___ Rows ___

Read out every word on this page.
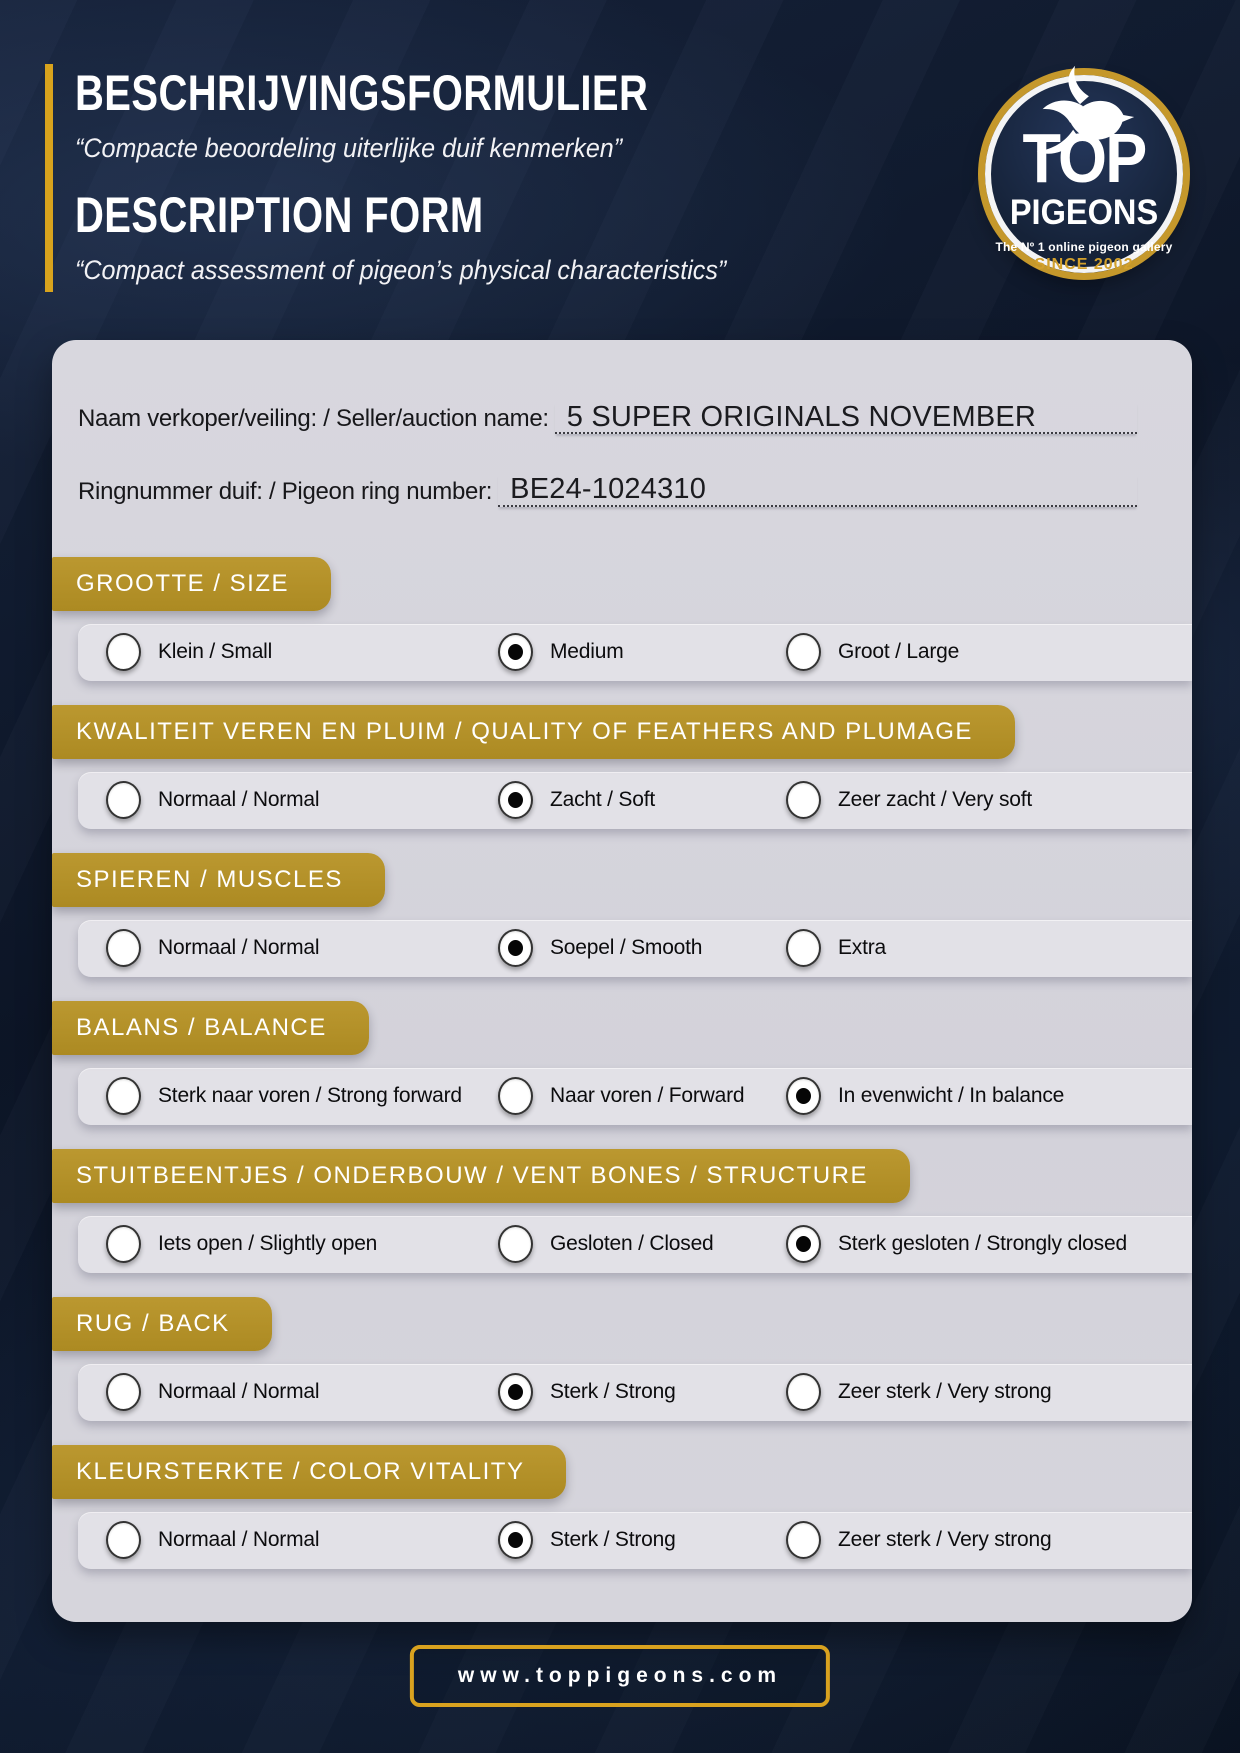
BESCHRIJVINGSFORMULIER
“Compacte beoordeling uiterlijke duif kenmerken”
DESCRIPTION FORM
“Compact assessment of pigeon’s physical characteristics”
TOP
PIGEONS
The Nº 1 online pigeon gallery
SINCE 2002
Naam verkoper/veiling: / Seller/auction name: 5 SUPER ORIGINALS NOVEMBER
Ringnummer duif: / Pigeon ring number: BE24-1024310
GROOTTE / SIZE
Klein / Small	Medium	Groot / Large
KWALITEIT VEREN EN PLUIM / QUALITY OF FEATHERS AND PLUMAGE
Normaal / Normal	Zacht / Soft	Zeer zacht / Very soft
SPIEREN / MUSCLES
Normaal / Normal	Soepel / Smooth	Extra
BALANS / BALANCE
Sterk naar voren / Strong forward	Naar voren / Forward	In evenwicht / In balance
STUITBEENTJES / ONDERBOUW / VENT BONES / STRUCTURE
Iets open / Slightly open	Gesloten / Closed	Sterk gesloten / Strongly closed
RUG / BACK
Normaal / Normal	Sterk / Strong	Zeer sterk / Very strong
KLEURSTERKTE / COLOR VITALITY
Normaal / Normal	Sterk / Strong	Zeer sterk / Very strong
www.toppigeons.com
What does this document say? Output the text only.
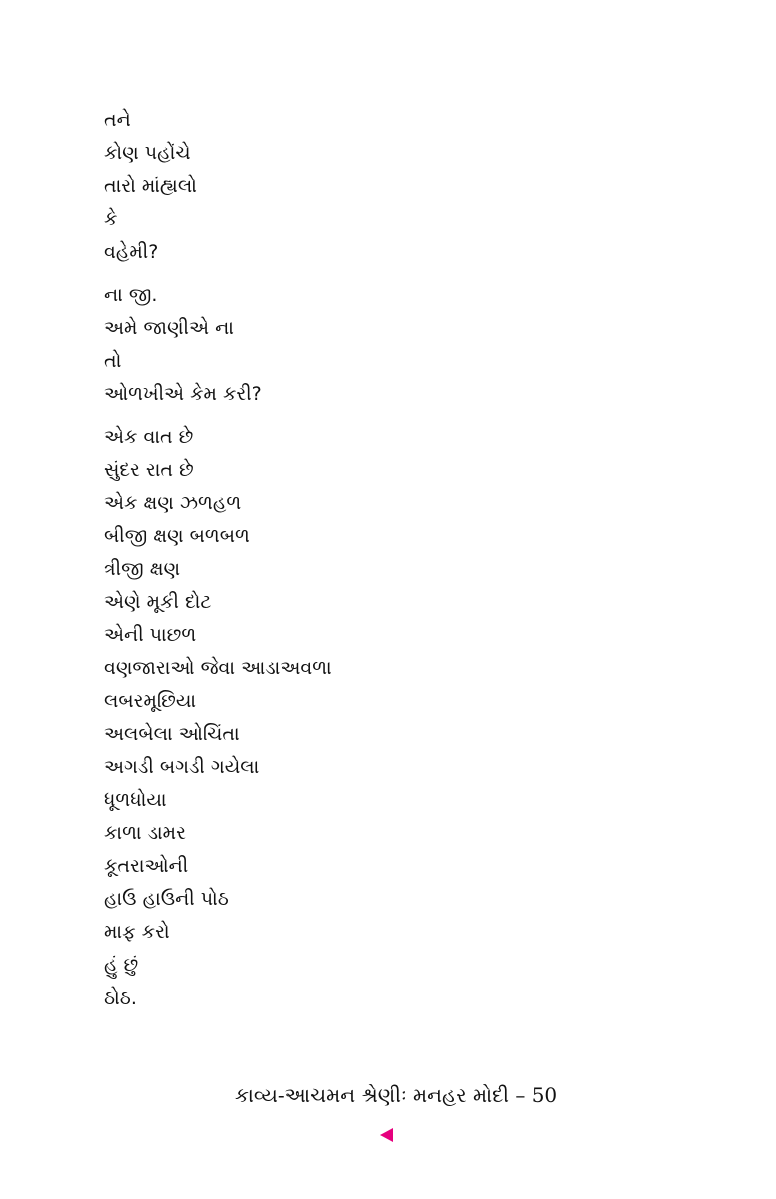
તને
કોણ પહોંચે
તારો માંહ્યલો
કે
વહેમી?
ના જી.
અમે જાણીએ ના
તો
ઓળખીએ કેમ કરી?
એક વાત છે
સુંદર રાત છે
એક ક્ષણ ઝળહળ
બીજી ક્ષણ બળબળ
ત્રીજી ક્ષણ
એણે મૂકી દોટ
એની પાછળ
વણજારાઓ જેવા આડાઅવળા
લબરમૂછિયા
અલબેલા ઓચિંતા
અગડી બગડી ગયેલા
ધૂળધોયા
કાળા ડામર
કૂતરાઓની
હાઉ હાઉની પોઠ
માફ કરો
હું છું
ઠોઠ.
કાવ્ય-આચમન શ્રેણીઃ મનહર મોદી – 50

___

## What the task requires
Pick out each line above that includes "Normal" and show it.

## Finished task
Normaal / Normal	Zacht / Soft	Zeer zacht / Very soft
Normaal / Normal	Soepel / Smooth	Extra
Normaal / Normal	Sterk / Strong	Zeer sterk / Very strong
Normaal / Normal	Sterk / Strong	Zeer sterk / Very strong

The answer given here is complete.